Given request: Repeat every line exactly, keeping the pictures out of the copy.

(Collected data entries)
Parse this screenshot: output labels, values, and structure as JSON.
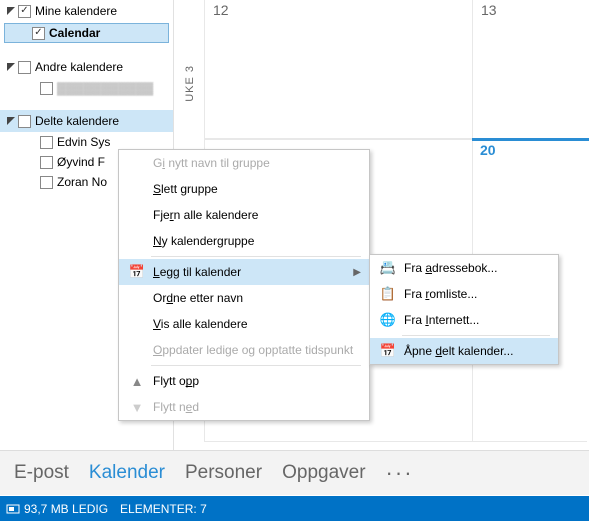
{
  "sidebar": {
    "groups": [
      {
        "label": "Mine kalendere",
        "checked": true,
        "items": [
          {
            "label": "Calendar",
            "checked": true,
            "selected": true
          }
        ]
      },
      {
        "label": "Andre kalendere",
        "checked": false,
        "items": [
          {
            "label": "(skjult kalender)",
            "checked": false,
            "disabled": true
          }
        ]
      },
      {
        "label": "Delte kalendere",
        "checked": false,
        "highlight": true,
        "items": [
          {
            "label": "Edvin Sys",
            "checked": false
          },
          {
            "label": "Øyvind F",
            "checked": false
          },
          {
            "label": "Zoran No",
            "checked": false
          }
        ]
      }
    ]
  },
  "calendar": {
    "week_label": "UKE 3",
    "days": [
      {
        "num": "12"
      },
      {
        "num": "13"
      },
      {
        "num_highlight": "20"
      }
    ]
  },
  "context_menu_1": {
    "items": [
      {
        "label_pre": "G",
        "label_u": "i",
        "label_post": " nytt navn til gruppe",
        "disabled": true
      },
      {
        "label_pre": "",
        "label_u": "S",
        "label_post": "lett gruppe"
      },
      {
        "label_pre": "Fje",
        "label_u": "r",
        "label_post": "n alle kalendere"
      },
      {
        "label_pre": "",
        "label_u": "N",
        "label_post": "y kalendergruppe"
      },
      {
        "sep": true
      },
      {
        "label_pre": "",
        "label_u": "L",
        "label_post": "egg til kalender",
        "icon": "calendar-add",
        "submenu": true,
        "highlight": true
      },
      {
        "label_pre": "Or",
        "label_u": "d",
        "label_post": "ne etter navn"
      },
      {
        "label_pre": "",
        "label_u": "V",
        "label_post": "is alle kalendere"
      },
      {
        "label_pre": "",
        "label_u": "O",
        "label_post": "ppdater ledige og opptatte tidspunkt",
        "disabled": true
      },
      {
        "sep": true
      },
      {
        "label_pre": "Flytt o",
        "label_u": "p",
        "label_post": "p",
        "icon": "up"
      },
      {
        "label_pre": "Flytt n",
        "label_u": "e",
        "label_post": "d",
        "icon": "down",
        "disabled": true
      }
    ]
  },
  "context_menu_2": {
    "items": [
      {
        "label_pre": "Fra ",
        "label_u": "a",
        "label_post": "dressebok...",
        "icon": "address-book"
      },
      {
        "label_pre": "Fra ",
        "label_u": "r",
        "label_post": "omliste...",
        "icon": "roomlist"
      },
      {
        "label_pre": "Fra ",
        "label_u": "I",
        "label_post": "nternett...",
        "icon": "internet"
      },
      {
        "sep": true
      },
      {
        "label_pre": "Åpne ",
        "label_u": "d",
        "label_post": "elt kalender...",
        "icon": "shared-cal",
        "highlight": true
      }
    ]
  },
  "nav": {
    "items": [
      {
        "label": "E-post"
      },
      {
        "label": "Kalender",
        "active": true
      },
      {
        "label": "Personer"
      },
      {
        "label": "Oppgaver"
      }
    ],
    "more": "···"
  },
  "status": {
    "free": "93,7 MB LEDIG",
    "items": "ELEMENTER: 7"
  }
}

Answer to the exercise:
Parse this screenshot: output labels, values, and structure as JSON.
{
  "sidebar": {
    "groups": [
      {
        "label": "Mine kalendere",
        "checked": true,
        "items": [
          {
            "label": "Calendar",
            "checked": true,
            "selected": true
          }
        ]
      },
      {
        "label": "Andre kalendere",
        "checked": false,
        "items": [
          {
            "label": "(skjult kalender)",
            "checked": false,
            "disabled": true
          }
        ]
      },
      {
        "label": "Delte kalendere",
        "checked": false,
        "highlight": true,
        "items": [
          {
            "label": "Edvin Sys",
            "checked": false
          },
          {
            "label": "Øyvind F",
            "checked": false
          },
          {
            "label": "Zoran No",
            "checked": false
          }
        ]
      }
    ]
  },
  "calendar": {
    "week_label": "UKE 3",
    "days": [
      {
        "num": "12"
      },
      {
        "num": "13"
      },
      {
        "num_highlight": "20"
      }
    ]
  },
  "context_menu_1": {
    "items": [
      {
        "label_pre": "G",
        "label_u": "i",
        "label_post": " nytt navn til gruppe",
        "disabled": true
      },
      {
        "label_pre": "",
        "label_u": "S",
        "label_post": "lett gruppe"
      },
      {
        "label_pre": "Fje",
        "label_u": "r",
        "label_post": "n alle kalendere"
      },
      {
        "label_pre": "",
        "label_u": "N",
        "label_post": "y kalendergruppe"
      },
      {
        "sep": true
      },
      {
        "label_pre": "",
        "label_u": "L",
        "label_post": "egg til kalender",
        "icon": "calendar-add",
        "submenu": true,
        "highlight": true
      },
      {
        "label_pre": "Or",
        "label_u": "d",
        "label_post": "ne etter navn"
      },
      {
        "label_pre": "",
        "label_u": "V",
        "label_post": "is alle kalendere"
      },
      {
        "label_pre": "",
        "label_u": "O",
        "label_post": "ppdater ledige og opptatte tidspunkt",
        "disabled": true
      },
      {
        "sep": true
      },
      {
        "label_pre": "Flytt o",
        "label_u": "p",
        "label_post": "p",
        "icon": "up"
      },
      {
        "label_pre": "Flytt n",
        "label_u": "e",
        "label_post": "d",
        "icon": "down",
        "disabled": true
      }
    ]
  },
  "context_menu_2": {
    "items": [
      {
        "label_pre": "Fra ",
        "label_u": "a",
        "label_post": "dressebok...",
        "icon": "address-book"
      },
      {
        "label_pre": "Fra ",
        "label_u": "r",
        "label_post": "omliste...",
        "icon": "roomlist"
      },
      {
        "label_pre": "Fra ",
        "label_u": "I",
        "label_post": "nternett...",
        "icon": "internet"
      },
      {
        "sep": true
      },
      {
        "label_pre": "Åpne ",
        "label_u": "d",
        "label_post": "elt kalender...",
        "icon": "shared-cal",
        "highlight": true
      }
    ]
  },
  "nav": {
    "items": [
      {
        "label": "E-post"
      },
      {
        "label": "Kalender",
        "active": true
      },
      {
        "label": "Personer"
      },
      {
        "label": "Oppgaver"
      }
    ],
    "more": "···"
  },
  "status": {
    "free": "93,7 MB LEDIG",
    "items": "ELEMENTER: 7"
  }
}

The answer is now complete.